Type the records out again in full, exactly.

** Entries shown **

-- Begin --

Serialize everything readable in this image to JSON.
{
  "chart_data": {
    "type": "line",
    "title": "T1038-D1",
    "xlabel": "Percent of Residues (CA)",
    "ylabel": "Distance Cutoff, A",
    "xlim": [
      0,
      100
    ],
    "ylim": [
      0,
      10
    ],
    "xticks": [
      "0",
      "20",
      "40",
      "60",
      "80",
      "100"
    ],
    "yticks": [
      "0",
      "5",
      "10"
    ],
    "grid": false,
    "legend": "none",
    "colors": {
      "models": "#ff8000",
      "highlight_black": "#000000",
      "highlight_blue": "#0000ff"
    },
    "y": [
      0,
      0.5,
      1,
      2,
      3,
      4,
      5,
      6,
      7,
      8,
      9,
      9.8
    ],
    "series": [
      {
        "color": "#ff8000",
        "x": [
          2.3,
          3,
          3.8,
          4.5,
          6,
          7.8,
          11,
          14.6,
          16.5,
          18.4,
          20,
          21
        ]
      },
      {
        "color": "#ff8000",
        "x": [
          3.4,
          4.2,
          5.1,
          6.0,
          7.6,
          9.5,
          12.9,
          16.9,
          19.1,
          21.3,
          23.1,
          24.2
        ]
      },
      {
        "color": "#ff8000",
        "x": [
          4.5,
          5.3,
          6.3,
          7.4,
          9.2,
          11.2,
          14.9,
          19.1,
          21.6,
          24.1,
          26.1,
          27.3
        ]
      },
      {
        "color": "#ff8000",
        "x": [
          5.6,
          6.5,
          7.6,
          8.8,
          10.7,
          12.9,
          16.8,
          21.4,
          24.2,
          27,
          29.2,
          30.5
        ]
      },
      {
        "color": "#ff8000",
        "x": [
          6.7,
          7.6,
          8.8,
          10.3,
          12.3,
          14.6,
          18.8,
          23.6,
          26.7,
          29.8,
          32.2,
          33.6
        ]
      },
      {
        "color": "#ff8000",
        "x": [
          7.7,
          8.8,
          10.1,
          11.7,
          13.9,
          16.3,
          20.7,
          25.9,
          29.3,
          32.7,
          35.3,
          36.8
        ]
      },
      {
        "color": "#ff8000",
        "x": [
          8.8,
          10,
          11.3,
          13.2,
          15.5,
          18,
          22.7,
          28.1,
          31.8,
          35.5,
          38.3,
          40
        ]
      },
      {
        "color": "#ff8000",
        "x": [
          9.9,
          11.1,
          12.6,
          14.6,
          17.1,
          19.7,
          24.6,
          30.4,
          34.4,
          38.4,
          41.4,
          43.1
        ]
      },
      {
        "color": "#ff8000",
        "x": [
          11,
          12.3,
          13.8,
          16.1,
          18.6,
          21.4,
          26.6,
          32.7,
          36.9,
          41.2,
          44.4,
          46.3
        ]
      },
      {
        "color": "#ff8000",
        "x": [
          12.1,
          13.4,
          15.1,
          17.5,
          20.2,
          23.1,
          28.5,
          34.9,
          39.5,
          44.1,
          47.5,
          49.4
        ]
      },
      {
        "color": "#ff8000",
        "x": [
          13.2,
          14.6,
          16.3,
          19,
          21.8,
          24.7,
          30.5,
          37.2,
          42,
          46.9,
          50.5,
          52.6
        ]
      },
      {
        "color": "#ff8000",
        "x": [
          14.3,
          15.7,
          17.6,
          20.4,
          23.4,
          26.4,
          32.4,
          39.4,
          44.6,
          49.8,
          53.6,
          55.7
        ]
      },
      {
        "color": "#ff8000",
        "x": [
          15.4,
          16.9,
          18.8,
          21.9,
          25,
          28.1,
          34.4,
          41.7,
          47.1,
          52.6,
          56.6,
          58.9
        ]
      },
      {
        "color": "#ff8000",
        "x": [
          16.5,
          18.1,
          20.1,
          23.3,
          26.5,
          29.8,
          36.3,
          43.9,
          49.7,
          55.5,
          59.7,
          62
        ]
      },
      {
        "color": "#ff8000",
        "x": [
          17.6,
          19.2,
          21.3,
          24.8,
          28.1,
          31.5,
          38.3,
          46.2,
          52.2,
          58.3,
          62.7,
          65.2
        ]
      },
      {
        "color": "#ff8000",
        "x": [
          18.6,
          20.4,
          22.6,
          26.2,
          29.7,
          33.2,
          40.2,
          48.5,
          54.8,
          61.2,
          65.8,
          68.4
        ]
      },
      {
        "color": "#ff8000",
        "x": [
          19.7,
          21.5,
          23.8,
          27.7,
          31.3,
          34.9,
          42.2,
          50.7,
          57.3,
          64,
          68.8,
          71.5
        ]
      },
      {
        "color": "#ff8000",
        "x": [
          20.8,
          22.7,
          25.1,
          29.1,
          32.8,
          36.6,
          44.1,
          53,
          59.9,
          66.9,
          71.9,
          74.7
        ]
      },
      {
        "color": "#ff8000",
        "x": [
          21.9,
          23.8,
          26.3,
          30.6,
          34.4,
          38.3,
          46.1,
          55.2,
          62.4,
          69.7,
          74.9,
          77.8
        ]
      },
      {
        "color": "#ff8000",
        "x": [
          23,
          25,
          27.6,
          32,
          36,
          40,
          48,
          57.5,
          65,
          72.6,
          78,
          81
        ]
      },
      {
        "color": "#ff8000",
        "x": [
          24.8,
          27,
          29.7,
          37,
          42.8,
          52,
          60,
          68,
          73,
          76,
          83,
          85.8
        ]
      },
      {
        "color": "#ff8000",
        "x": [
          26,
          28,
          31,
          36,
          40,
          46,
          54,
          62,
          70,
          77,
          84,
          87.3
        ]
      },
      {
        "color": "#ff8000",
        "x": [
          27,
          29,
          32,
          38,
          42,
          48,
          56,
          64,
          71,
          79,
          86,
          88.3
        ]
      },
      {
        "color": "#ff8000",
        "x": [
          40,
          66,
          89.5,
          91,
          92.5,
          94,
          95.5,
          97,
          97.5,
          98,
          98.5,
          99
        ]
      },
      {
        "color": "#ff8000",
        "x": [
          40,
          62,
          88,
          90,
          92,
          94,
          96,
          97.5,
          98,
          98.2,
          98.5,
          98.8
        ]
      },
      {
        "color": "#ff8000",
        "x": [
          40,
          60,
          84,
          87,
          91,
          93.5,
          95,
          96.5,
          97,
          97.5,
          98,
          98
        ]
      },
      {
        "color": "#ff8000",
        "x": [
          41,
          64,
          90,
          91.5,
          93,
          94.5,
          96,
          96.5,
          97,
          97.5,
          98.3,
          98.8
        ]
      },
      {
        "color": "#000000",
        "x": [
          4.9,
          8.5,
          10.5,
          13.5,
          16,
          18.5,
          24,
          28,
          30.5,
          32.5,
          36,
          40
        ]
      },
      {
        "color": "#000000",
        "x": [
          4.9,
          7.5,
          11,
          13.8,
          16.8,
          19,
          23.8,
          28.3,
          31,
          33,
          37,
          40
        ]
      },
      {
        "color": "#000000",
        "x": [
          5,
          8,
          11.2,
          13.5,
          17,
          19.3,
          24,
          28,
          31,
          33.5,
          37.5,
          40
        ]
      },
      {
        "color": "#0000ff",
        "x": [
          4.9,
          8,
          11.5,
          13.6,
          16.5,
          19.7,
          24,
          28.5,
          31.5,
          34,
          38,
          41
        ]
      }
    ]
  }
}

-- End --

** Problem solution **
Serialize everything readable in this image to JSON.
{
  "chart_data": {
    "type": "line",
    "title": "T1038-D1",
    "xlabel": "Percent of Residues (CA)",
    "ylabel": "Distance Cutoff, A",
    "xlim": [
      0,
      100
    ],
    "ylim": [
      0,
      10
    ],
    "xticks": [
      "0",
      "20",
      "40",
      "60",
      "80",
      "100"
    ],
    "yticks": [
      "0",
      "5",
      "10"
    ],
    "grid": false,
    "legend": "none",
    "colors": {
      "models": "#ff8000",
      "highlight_black": "#000000",
      "highlight_blue": "#0000ff"
    },
    "y": [
      0,
      0.5,
      1,
      2,
      3,
      4,
      5,
      6,
      7,
      8,
      9,
      9.8
    ],
    "series": [
      {
        "color": "#ff8000",
        "x": [
          2.3,
          3,
          3.8,
          4.5,
          6,
          7.8,
          11,
          14.6,
          16.5,
          18.4,
          20,
          21
        ]
      },
      {
        "color": "#ff8000",
        "x": [
          3.4,
          4.2,
          5.1,
          6.0,
          7.6,
          9.5,
          12.9,
          16.9,
          19.1,
          21.3,
          23.1,
          24.2
        ]
      },
      {
        "color": "#ff8000",
        "x": [
          4.5,
          5.3,
          6.3,
          7.4,
          9.2,
          11.2,
          14.9,
          19.1,
          21.6,
          24.1,
          26.1,
          27.3
        ]
      },
      {
        "color": "#ff8000",
        "x": [
          5.6,
          6.5,
          7.6,
          8.8,
          10.7,
          12.9,
          16.8,
          21.4,
          24.2,
          27,
          29.2,
          30.5
        ]
      },
      {
        "color": "#ff8000",
        "x": [
          6.7,
          7.6,
          8.8,
          10.3,
          12.3,
          14.6,
          18.8,
          23.6,
          26.7,
          29.8,
          32.2,
          33.6
        ]
      },
      {
        "color": "#ff8000",
        "x": [
          7.7,
          8.8,
          10.1,
          11.7,
          13.9,
          16.3,
          20.7,
          25.9,
          29.3,
          32.7,
          35.3,
          36.8
        ]
      },
      {
        "color": "#ff8000",
        "x": [
          8.8,
          10,
          11.3,
          13.2,
          15.5,
          18,
          22.7,
          28.1,
          31.8,
          35.5,
          38.3,
          40
        ]
      },
      {
        "color": "#ff8000",
        "x": [
          9.9,
          11.1,
          12.6,
          14.6,
          17.1,
          19.7,
          24.6,
          30.4,
          34.4,
          38.4,
          41.4,
          43.1
        ]
      },
      {
        "color": "#ff8000",
        "x": [
          11,
          12.3,
          13.8,
          16.1,
          18.6,
          21.4,
          26.6,
          32.7,
          36.9,
          41.2,
          44.4,
          46.3
        ]
      },
      {
        "color": "#ff8000",
        "x": [
          12.1,
          13.4,
          15.1,
          17.5,
          20.2,
          23.1,
          28.5,
          34.9,
          39.5,
          44.1,
          47.5,
          49.4
        ]
      },
      {
        "color": "#ff8000",
        "x": [
          13.2,
          14.6,
          16.3,
          19,
          21.8,
          24.7,
          30.5,
          37.2,
          42,
          46.9,
          50.5,
          52.6
        ]
      },
      {
        "color": "#ff8000",
        "x": [
          14.3,
          15.7,
          17.6,
          20.4,
          23.4,
          26.4,
          32.4,
          39.4,
          44.6,
          49.8,
          53.6,
          55.7
        ]
      },
      {
        "color": "#ff8000",
        "x": [
          15.4,
          16.9,
          18.8,
          21.9,
          25,
          28.1,
          34.4,
          41.7,
          47.1,
          52.6,
          56.6,
          58.9
        ]
      },
      {
        "color": "#ff8000",
        "x": [
          16.5,
          18.1,
          20.1,
          23.3,
          26.5,
          29.8,
          36.3,
          43.9,
          49.7,
          55.5,
          59.7,
          62
        ]
      },
      {
        "color": "#ff8000",
        "x": [
          17.6,
          19.2,
          21.3,
          24.8,
          28.1,
          31.5,
          38.3,
          46.2,
          52.2,
          58.3,
          62.7,
          65.2
        ]
      },
      {
        "color": "#ff8000",
        "x": [
          18.6,
          20.4,
          22.6,
          26.2,
          29.7,
          33.2,
          40.2,
          48.5,
          54.8,
          61.2,
          65.8,
          68.4
        ]
      },
      {
        "color": "#ff8000",
        "x": [
          19.7,
          21.5,
          23.8,
          27.7,
          31.3,
          34.9,
          42.2,
          50.7,
          57.3,
          64,
          68.8,
          71.5
        ]
      },
      {
        "color": "#ff8000",
        "x": [
          20.8,
          22.7,
          25.1,
          29.1,
          32.8,
          36.6,
          44.1,
          53,
          59.9,
          66.9,
          71.9,
          74.7
        ]
      },
      {
        "color": "#ff8000",
        "x": [
          21.9,
          23.8,
          26.3,
          30.6,
          34.4,
          38.3,
          46.1,
          55.2,
          62.4,
          69.7,
          74.9,
          77.8
        ]
      },
      {
        "color": "#ff8000",
        "x": [
          23,
          25,
          27.6,
          32,
          36,
          40,
          48,
          57.5,
          65,
          72.6,
          78,
          81
        ]
      },
      {
        "color": "#ff8000",
        "x": [
          24.8,
          27,
          29.7,
          37,
          42.8,
          52,
          60,
          68,
          73,
          76,
          83,
          85.8
        ]
      },
      {
        "color": "#ff8000",
        "x": [
          26,
          28,
          31,
          36,
          40,
          46,
          54,
          62,
          70,
          77,
          84,
          87.3
        ]
      },
      {
        "color": "#ff8000",
        "x": [
          27,
          29,
          32,
          38,
          42,
          48,
          56,
          64,
          71,
          79,
          86,
          88.3
        ]
      },
      {
        "color": "#ff8000",
        "x": [
          40,
          66,
          89.5,
          91,
          92.5,
          94,
          95.5,
          97,
          97.5,
          98,
          98.5,
          99
        ]
      },
      {
        "color": "#ff8000",
        "x": [
          40,
          62,
          88,
          90,
          92,
          94,
          96,
          97.5,
          98,
          98.2,
          98.5,
          98.8
        ]
      },
      {
        "color": "#ff8000",
        "x": [
          40,
          60,
          84,
          87,
          91,
          93.5,
          95,
          96.5,
          97,
          97.5,
          98,
          98
        ]
      },
      {
        "color": "#ff8000",
        "x": [
          41,
          64,
          90,
          91.5,
          93,
          94.5,
          96,
          96.5,
          97,
          97.5,
          98.3,
          98.8
        ]
      },
      {
        "color": "#000000",
        "x": [
          4.9,
          8.5,
          10.5,
          13.5,
          16,
          18.5,
          24,
          28,
          30.5,
          32.5,
          36,
          40
        ]
      },
      {
        "color": "#000000",
        "x": [
          4.9,
          7.5,
          11,
          13.8,
          16.8,
          19,
          23.8,
          28.3,
          31,
          33,
          37,
          40
        ]
      },
      {
        "color": "#000000",
        "x": [
          5,
          8,
          11.2,
          13.5,
          17,
          19.3,
          24,
          28,
          31,
          33.5,
          37.5,
          40
        ]
      },
      {
        "color": "#0000ff",
        "x": [
          4.9,
          8,
          11.5,
          13.6,
          16.5,
          19.7,
          24,
          28.5,
          31.5,
          34,
          38,
          41
        ]
      }
    ]
  }
}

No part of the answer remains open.